▶

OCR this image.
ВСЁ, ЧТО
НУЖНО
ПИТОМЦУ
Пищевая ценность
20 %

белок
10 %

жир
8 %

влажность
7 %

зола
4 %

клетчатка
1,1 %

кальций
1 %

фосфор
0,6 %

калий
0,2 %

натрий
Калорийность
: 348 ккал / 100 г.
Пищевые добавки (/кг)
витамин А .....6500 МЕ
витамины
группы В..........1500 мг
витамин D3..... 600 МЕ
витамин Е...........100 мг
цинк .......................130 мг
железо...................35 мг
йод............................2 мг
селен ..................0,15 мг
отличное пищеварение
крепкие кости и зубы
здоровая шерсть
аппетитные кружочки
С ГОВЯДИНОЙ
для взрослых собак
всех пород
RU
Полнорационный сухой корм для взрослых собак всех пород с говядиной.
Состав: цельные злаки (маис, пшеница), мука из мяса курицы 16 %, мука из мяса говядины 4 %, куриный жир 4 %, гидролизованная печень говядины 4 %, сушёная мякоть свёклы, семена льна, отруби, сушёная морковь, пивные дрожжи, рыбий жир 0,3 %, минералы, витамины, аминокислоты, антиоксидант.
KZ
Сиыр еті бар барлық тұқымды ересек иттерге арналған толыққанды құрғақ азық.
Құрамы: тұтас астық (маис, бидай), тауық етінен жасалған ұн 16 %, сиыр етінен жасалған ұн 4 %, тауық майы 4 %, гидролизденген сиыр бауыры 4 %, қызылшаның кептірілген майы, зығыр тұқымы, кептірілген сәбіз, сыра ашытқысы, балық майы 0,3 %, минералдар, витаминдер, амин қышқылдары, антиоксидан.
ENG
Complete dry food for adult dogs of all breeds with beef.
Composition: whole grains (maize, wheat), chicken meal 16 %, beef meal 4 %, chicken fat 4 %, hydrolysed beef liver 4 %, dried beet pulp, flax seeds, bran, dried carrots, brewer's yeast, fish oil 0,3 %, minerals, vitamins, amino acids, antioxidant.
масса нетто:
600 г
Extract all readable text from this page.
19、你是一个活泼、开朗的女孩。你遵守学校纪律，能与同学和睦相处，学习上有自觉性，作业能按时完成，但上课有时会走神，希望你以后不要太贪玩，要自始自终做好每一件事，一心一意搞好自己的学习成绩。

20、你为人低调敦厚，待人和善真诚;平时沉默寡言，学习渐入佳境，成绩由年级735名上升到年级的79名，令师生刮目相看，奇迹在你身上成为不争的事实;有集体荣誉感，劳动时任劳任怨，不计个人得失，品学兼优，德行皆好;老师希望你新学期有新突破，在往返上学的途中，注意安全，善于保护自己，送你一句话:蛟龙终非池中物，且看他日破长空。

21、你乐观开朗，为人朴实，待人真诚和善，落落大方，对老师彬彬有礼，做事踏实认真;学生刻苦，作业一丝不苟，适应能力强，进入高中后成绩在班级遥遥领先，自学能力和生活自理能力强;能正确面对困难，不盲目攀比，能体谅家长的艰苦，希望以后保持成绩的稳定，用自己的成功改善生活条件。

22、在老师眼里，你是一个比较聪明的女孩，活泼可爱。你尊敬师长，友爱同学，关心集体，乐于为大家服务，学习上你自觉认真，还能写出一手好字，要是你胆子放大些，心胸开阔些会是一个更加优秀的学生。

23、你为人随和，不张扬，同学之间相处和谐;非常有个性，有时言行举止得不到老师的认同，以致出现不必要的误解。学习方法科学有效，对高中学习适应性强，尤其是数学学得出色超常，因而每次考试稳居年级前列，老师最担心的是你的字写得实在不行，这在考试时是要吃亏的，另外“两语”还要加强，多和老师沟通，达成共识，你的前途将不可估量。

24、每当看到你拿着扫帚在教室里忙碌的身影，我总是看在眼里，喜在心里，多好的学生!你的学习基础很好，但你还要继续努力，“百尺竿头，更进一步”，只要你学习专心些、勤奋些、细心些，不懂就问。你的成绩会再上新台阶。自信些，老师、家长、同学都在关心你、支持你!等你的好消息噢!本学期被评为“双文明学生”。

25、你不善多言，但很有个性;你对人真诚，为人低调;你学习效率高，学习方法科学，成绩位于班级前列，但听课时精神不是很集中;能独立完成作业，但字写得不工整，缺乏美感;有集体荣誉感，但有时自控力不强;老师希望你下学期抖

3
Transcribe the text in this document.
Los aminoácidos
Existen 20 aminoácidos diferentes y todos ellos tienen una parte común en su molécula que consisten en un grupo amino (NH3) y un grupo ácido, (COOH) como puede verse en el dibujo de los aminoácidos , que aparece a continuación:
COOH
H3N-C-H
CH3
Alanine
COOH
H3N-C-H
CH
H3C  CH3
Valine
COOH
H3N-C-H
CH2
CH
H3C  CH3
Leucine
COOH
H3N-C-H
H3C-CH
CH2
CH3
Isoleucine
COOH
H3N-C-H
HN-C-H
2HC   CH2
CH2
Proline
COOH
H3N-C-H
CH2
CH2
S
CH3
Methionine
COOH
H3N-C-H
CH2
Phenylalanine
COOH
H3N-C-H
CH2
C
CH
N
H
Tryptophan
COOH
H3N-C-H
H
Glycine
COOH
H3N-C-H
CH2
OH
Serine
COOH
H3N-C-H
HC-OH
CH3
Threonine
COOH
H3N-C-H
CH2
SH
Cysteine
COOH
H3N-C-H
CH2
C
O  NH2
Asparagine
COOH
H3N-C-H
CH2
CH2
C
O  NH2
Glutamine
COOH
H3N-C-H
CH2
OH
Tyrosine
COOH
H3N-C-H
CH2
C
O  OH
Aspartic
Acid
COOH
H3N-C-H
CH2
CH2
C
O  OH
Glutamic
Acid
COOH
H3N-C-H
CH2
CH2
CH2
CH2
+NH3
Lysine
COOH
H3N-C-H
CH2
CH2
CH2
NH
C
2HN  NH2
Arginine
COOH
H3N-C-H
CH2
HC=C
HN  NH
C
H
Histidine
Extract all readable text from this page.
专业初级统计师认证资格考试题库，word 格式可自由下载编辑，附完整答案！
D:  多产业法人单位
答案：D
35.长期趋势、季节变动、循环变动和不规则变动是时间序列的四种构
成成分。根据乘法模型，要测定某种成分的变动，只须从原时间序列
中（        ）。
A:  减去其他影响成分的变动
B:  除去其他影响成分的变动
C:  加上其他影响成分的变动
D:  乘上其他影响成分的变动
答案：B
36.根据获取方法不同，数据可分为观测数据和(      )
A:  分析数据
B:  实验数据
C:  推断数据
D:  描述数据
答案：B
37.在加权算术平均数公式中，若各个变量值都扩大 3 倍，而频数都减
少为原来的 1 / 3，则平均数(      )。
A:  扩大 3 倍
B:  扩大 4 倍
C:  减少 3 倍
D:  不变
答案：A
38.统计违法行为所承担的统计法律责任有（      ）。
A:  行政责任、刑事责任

◀

Transcribe every line of the data, exactly as it stands.

OCR this image.
ВСЁ, ЧТО
НУЖНО
ПИТОМЦУ
Пищевая ценность
20 %

белок
10 %

жир
8 %

влажность
7 %

зола
4 %

клетчатка
1,1 %

кальций
1 %

фосфор
0,6 %

калий
0,2 %

натрий
Калорийность
: 348 ккал / 100 г.
Пищевые добавки (/кг)
витамин А .....6500 МЕ
витамины
группы В..........1500 мг
витамин D3..... 600 МЕ
витамин Е...........100 мг
цинк .......................130 мг
железо...................35 мг
йод............................2 мг
селен ..................0,15 мг
отличное пищеварение
крепкие кости и зубы
здоровая шерсть
аппетитные кружочки
С ГОВЯДИНОЙ
для взрослых собак
всех пород
RU
Полнорационный сухой корм для взрослых собак всех пород с говядиной.
Состав: цельные злаки (маис, пшеница), мука из мяса курицы 16 %, мука из мяса говядины 4 %, куриный жир 4 %, гидролизованная печень говядины 4 %, сушёная мякоть свёклы, семена льна, отруби, сушёная морковь, пивные дрожжи, рыбий жир 0,3 %, минералы, витамины, аминокислоты, антиоксидант.
KZ
Сиыр еті бар барлық тұқымды ересек иттерге арналған толыққанды құрғақ азық.
Құрамы: тұтас астық (маис, бидай), тауық етінен жасалған ұн 16 %, сиыр етінен жасалған ұн 4 %, тауық майы 4 %, гидролизденген сиыр бауыры 4 %, қызылшаның кептірілген майы, зығыр тұқымы, кептірілген сәбіз, сыра ашытқысы, балық майы 0,3 %, минералдар, витаминдер, амин қышқылдары, антиоксидан.
ENG
Complete dry food for adult dogs of all breeds with beef.
Composition: whole grains (maize, wheat), chicken meal 16 %, beef meal 4 %, chicken fat 4 %, hydrolysed beef liver 4 %, dried beet pulp, flax seeds, bran, dried carrots, brewer's yeast, fish oil 0,3 %, minerals, vitamins, amino acids, antioxidant.
масса нетто:
600 г
Extract all readable text from this page.
19、你是一个活泼、开朗的女孩。你遵守学校纪律，能与同学和睦相处，学习上有自觉性，作业能按时完成，但上课有时会走神，希望你以后不要太贪玩，要自始自终做好每一件事，一心一意搞好自己的学习成绩。

20、你为人低调敦厚，待人和善真诚;平时沉默寡言，学习渐入佳境，成绩由年级735名上升到年级的79名，令师生刮目相看，奇迹在你身上成为不争的事实;有集体荣誉感，劳动时任劳任怨，不计个人得失，品学兼优，德行皆好;老师希望你新学期有新突破，在往返上学的途中，注意安全，善于保护自己，送你一句话:蛟龙终非池中物，且看他日破长空。

21、你乐观开朗，为人朴实，待人真诚和善，落落大方，对老师彬彬有礼，做事踏实认真;学生刻苦，作业一丝不苟，适应能力强，进入高中后成绩在班级遥遥领先，自学能力和生活自理能力强;能正确面对困难，不盲目攀比，能体谅家长的艰苦，希望以后保持成绩的稳定，用自己的成功改善生活条件。

22、在老师眼里，你是一个比较聪明的女孩，活泼可爱。你尊敬师长，友爱同学，关心集体，乐于为大家服务，学习上你自觉认真，还能写出一手好字，要是你胆子放大些，心胸开阔些会是一个更加优秀的学生。

23、你为人随和，不张扬，同学之间相处和谐;非常有个性，有时言行举止得不到老师的认同，以致出现不必要的误解。学习方法科学有效，对高中学习适应性强，尤其是数学学得出色超常，因而每次考试稳居年级前列，老师最担心的是你的字写得实在不行，这在考试时是要吃亏的，另外“两语”还要加强，多和老师沟通，达成共识，你的前途将不可估量。

24、每当看到你拿着扫帚在教室里忙碌的身影，我总是看在眼里，喜在心里，多好的学生!你的学习基础很好，但你还要继续努力，“百尺竿头，更进一步”，只要你学习专心些、勤奋些、细心些，不懂就问。你的成绩会再上新台阶。自信些，老师、家长、同学都在关心你、支持你!等你的好消息噢!本学期被评为“双文明学生”。

25、你不善多言，但很有个性;你对人真诚，为人低调;你学习效率高，学习方法科学，成绩位于班级前列，但听课时精神不是很集中;能独立完成作业，但字写得不工整，缺乏美感;有集体荣誉感，但有时自控力不强;老师希望你下学期抖

3
Transcribe the text in this document.
Los aminoácidos
Existen 20 aminoácidos diferentes y todos ellos tienen una parte común en su molécula que consisten en un grupo amino (NH3) y un grupo ácido, (COOH) como puede verse en el dibujo de los aminoácidos , que aparece a continuación:
COOH
H3N-C-H
CH3
Alanine
COOH
H3N-C-H
CH
H3C  CH3
Valine
COOH
H3N-C-H
CH2
CH
H3C  CH3
Leucine
COOH
H3N-C-H
H3C-CH
CH2
CH3
Isoleucine
COOH
H3N-C-H
HN-C-H
2HC   CH2
CH2
Proline
COOH
H3N-C-H
CH2
CH2
S
CH3
Methionine
COOH
H3N-C-H
CH2
Phenylalanine
COOH
H3N-C-H
CH2
C
CH
N
H
Tryptophan
COOH
H3N-C-H
H
Glycine
COOH
H3N-C-H
CH2
OH
Serine
COOH
H3N-C-H
HC-OH
CH3
Threonine
COOH
H3N-C-H
CH2
SH
Cysteine
COOH
H3N-C-H
CH2
C
O  NH2
Asparagine
COOH
H3N-C-H
CH2
CH2
C
O  NH2
Glutamine
COOH
H3N-C-H
CH2
OH
Tyrosine
COOH
H3N-C-H
CH2
C
O  OH
Aspartic
Acid
COOH
H3N-C-H
CH2
CH2
C
O  OH
Glutamic
Acid
COOH
H3N-C-H
CH2
CH2
CH2
CH2
+NH3
Lysine
COOH
H3N-C-H
CH2
CH2
CH2
NH
C
2HN  NH2
Arginine
COOH
H3N-C-H
CH2
HC=C
HN  NH
C
H
Histidine
Extract all readable text from this page.
专业初级统计师认证资格考试题库，word 格式可自由下载编辑，附完整答案！
D:  多产业法人单位
答案：D
35.长期趋势、季节变动、循环变动和不规则变动是时间序列的四种构
成成分。根据乘法模型，要测定某种成分的变动，只须从原时间序列
中（        ）。
A:  减去其他影响成分的变动
B:  除去其他影响成分的变动
C:  加上其他影响成分的变动
D:  乘上其他影响成分的变动
答案：B
36.根据获取方法不同，数据可分为观测数据和(      )
A:  分析数据
B:  实验数据
C:  推断数据
D:  描述数据
答案：B
37.在加权算术平均数公式中，若各个变量值都扩大 3 倍，而频数都减
少为原来的 1 / 3，则平均数(      )。
A:  扩大 3 倍
B:  扩大 4 倍
C:  减少 3 倍
D:  不变
答案：A
38.统计违法行为所承担的统计法律责任有（      ）。
A:  行政责任、刑事责任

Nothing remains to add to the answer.